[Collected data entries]

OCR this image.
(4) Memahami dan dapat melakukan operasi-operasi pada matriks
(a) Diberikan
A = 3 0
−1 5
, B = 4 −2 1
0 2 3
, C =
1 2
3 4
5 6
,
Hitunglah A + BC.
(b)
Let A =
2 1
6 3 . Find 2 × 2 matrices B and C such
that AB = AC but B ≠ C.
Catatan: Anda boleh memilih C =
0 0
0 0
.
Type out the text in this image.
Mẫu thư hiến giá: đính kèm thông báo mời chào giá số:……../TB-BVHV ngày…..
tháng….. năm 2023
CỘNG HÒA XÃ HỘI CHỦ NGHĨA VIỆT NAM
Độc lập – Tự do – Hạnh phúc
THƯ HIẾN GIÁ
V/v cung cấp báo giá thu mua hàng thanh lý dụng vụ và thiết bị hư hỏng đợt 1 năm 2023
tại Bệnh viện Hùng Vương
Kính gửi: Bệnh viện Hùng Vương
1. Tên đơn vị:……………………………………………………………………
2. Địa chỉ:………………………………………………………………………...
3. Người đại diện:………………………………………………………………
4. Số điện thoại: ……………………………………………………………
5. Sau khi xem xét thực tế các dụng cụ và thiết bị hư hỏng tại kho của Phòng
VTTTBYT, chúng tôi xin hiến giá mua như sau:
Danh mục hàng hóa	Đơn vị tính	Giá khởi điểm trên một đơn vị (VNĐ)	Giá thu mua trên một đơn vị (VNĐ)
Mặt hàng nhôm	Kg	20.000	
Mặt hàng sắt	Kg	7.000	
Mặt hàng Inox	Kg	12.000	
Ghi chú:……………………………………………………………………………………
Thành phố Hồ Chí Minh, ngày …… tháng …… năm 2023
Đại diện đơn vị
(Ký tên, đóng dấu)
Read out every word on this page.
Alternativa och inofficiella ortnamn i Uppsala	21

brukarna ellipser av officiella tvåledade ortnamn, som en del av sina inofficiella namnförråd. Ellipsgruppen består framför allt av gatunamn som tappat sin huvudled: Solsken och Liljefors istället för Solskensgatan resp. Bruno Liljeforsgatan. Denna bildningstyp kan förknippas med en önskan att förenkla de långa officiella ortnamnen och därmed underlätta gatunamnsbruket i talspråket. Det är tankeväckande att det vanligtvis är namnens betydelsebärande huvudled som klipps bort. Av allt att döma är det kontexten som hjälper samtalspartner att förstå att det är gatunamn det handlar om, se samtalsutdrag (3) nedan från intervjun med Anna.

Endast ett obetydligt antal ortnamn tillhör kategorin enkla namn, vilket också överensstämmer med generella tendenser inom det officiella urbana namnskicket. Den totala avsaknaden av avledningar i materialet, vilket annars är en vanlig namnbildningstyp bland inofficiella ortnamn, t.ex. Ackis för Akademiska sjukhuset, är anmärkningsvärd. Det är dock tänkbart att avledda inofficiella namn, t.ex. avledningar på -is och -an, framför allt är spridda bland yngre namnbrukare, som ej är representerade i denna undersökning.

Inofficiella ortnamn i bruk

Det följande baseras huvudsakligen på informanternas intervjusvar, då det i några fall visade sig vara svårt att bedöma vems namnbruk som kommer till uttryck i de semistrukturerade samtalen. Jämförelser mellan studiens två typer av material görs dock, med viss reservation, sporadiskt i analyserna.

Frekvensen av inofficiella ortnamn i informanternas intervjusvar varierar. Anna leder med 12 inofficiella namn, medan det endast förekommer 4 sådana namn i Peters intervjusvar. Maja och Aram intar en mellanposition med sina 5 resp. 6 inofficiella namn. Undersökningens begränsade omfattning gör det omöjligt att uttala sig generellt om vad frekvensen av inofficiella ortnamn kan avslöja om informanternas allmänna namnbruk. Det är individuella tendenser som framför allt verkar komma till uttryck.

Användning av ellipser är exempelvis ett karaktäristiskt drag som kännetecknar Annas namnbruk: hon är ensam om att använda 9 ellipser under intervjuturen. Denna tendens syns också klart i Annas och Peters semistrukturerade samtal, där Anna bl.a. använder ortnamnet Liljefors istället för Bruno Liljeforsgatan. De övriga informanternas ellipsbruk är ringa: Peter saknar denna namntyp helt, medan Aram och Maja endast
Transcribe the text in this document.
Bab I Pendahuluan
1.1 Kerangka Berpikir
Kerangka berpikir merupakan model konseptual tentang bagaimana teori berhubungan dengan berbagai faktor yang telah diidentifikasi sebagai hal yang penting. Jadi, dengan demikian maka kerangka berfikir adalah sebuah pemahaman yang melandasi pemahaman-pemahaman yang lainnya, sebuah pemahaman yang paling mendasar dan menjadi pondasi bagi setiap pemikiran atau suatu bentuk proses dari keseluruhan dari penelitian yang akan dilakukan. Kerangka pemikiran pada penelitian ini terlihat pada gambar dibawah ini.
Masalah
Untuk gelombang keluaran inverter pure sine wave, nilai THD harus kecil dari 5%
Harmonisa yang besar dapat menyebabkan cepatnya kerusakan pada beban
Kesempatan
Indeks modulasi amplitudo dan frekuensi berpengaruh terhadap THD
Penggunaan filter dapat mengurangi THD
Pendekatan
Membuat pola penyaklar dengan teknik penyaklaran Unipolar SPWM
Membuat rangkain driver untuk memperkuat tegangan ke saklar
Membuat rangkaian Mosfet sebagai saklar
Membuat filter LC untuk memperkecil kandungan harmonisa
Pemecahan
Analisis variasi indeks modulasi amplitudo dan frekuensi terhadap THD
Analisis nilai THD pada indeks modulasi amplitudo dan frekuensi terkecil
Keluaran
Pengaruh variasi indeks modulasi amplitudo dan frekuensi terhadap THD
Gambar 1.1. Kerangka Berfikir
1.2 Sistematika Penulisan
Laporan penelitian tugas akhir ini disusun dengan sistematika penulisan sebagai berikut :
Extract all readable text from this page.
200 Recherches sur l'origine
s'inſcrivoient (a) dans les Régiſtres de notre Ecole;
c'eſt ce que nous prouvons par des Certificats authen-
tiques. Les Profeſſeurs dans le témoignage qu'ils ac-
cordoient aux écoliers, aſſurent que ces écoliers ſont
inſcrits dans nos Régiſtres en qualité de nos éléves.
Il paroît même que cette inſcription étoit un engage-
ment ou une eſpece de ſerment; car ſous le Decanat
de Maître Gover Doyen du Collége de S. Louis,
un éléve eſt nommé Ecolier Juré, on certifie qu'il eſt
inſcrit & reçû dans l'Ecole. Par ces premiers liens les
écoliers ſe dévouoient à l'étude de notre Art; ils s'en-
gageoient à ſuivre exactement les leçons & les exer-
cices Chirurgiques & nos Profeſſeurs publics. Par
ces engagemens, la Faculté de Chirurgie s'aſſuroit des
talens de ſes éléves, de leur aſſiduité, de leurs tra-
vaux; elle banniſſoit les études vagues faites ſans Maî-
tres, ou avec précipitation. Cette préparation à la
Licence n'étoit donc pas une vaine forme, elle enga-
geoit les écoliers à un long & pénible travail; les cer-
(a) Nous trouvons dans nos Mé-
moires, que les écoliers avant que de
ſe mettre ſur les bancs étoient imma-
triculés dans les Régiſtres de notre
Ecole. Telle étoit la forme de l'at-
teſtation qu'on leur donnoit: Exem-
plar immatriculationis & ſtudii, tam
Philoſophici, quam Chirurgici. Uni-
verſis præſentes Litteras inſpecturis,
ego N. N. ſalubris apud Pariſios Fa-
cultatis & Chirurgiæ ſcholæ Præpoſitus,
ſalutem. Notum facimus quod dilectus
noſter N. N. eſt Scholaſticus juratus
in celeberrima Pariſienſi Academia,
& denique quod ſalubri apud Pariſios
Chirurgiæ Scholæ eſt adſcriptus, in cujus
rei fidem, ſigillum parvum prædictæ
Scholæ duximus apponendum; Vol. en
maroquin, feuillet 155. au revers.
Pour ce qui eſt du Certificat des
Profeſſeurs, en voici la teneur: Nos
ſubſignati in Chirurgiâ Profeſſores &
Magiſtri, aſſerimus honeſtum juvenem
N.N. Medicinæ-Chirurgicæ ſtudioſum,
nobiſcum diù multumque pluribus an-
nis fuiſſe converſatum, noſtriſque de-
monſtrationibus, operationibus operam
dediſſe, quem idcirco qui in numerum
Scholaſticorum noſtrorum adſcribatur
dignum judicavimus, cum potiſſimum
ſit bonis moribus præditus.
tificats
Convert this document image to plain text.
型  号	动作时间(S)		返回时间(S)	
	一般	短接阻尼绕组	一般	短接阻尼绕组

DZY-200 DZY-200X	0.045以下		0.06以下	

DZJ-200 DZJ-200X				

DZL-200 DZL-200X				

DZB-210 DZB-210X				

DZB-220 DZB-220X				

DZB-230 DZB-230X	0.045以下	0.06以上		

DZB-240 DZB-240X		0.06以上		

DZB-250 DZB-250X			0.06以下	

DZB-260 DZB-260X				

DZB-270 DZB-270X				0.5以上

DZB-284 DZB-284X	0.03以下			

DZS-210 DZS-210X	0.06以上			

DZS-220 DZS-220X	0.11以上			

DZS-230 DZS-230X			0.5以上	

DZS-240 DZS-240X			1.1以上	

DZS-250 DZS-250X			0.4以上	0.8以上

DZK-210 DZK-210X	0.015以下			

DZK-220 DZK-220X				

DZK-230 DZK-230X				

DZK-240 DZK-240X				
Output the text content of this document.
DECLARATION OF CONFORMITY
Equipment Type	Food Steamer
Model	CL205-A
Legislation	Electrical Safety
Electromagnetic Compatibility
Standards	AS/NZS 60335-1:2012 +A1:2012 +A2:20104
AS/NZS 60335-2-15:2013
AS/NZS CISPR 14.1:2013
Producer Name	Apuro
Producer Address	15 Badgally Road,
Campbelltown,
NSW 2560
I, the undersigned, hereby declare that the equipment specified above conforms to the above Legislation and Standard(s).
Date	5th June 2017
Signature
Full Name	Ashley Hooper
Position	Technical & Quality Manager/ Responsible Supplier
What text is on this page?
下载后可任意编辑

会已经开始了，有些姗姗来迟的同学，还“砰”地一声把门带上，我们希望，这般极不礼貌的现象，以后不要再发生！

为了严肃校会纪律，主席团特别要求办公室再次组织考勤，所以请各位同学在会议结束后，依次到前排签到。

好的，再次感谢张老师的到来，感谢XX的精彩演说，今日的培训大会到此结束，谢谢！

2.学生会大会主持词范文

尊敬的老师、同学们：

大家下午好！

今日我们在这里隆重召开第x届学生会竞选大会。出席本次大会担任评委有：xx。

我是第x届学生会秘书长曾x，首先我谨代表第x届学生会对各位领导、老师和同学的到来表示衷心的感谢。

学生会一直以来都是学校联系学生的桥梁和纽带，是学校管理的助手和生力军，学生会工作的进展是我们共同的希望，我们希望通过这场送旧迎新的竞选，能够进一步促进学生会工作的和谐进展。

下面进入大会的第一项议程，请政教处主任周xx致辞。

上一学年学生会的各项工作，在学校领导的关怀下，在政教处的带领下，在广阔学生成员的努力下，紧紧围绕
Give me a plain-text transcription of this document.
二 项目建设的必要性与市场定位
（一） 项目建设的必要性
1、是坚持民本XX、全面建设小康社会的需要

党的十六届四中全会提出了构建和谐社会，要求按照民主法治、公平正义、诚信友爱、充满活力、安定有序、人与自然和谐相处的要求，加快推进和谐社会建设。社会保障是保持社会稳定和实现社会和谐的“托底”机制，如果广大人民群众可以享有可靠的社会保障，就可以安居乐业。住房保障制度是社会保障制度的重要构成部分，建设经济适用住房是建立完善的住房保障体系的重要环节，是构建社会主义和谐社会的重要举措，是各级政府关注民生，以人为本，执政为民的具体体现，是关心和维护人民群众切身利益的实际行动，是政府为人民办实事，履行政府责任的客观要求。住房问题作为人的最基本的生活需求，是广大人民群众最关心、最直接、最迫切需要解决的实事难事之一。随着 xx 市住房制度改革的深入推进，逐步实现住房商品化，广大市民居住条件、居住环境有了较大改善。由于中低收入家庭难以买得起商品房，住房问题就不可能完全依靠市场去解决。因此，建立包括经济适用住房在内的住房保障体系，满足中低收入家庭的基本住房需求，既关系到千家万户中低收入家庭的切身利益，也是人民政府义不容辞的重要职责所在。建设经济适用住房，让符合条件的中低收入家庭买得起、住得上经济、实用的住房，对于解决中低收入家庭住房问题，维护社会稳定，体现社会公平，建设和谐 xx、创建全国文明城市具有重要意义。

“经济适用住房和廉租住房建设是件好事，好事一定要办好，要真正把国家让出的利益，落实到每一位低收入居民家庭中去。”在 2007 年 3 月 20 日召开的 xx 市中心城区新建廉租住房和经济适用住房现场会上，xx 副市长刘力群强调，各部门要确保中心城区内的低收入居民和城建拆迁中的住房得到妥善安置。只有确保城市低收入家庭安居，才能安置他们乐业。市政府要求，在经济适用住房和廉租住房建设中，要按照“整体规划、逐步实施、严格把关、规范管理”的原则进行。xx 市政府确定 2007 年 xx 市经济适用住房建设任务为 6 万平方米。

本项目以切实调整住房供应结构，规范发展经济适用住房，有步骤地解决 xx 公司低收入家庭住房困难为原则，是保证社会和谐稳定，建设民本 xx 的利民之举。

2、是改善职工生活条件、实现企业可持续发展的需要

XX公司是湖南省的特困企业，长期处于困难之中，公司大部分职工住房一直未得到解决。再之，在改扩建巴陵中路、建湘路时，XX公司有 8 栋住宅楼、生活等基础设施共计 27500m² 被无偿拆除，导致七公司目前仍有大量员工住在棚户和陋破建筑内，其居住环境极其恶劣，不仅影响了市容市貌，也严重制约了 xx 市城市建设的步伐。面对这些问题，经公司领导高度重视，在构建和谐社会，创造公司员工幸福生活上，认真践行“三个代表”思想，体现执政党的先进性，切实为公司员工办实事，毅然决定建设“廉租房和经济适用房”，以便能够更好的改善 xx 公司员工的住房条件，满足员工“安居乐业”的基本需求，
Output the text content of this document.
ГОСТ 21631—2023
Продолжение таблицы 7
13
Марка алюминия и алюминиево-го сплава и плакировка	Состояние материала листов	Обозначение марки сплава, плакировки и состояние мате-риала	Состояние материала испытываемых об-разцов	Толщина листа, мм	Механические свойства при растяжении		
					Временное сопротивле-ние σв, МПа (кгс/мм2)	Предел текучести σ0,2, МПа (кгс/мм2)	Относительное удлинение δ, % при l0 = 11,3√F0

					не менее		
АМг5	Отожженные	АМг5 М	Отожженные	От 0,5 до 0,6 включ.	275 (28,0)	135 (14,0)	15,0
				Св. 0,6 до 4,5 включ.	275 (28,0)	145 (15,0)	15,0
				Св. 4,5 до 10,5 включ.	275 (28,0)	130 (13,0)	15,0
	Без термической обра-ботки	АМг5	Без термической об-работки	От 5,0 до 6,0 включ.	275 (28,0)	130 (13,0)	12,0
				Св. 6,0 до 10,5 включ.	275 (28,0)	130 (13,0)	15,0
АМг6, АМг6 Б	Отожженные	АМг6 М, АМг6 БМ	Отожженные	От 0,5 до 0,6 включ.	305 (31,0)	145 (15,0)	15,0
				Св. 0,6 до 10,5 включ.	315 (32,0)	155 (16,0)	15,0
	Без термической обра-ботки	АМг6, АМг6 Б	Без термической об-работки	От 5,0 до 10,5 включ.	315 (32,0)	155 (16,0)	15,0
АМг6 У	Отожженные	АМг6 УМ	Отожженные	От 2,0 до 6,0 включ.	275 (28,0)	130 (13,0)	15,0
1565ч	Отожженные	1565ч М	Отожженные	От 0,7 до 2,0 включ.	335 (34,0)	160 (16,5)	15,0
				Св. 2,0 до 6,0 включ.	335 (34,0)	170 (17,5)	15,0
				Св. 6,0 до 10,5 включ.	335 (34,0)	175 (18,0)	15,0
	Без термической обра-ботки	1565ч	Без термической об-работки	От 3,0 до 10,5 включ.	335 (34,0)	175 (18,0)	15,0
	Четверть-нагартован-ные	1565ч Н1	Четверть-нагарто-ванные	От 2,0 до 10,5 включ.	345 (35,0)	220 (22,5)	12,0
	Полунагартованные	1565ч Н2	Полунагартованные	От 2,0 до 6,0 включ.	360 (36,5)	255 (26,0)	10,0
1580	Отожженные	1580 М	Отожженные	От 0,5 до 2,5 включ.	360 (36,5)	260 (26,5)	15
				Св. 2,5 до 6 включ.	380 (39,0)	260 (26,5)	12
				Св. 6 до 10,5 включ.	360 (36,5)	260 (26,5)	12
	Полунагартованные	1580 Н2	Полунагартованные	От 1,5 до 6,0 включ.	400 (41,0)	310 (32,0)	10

- [Requirement]:
For this exercise, gather every line of the data that contains the word "Отожженные".

- [Answer to the task]:
АМг5	Отожженные	АМг5 М	Отожженные	От 0,5 до 0,6 включ.	275 (28,0)	135 (14,0)	15,0
АМг6, АМг6 Б	Отожженные	АМг6 М, АМг6 БМ	Отожженные	От 0,5 до 0,6 включ.	305 (31,0)	145 (15,0)	15,0
АМг6 У	Отожженные	АМг6 УМ	Отожженные	От 2,0 до 6,0 включ.	275 (28,0)	130 (13,0)	15,0
1565ч	Отожженные	1565ч М	Отожженные	От 0,7 до 2,0 включ.	335 (34,0)	160 (16,5)	15,0
1580	Отожженные	1580 М	Отожженные	От 0,5 до 2,5 включ.	360 (36,5)	260 (26,5)	15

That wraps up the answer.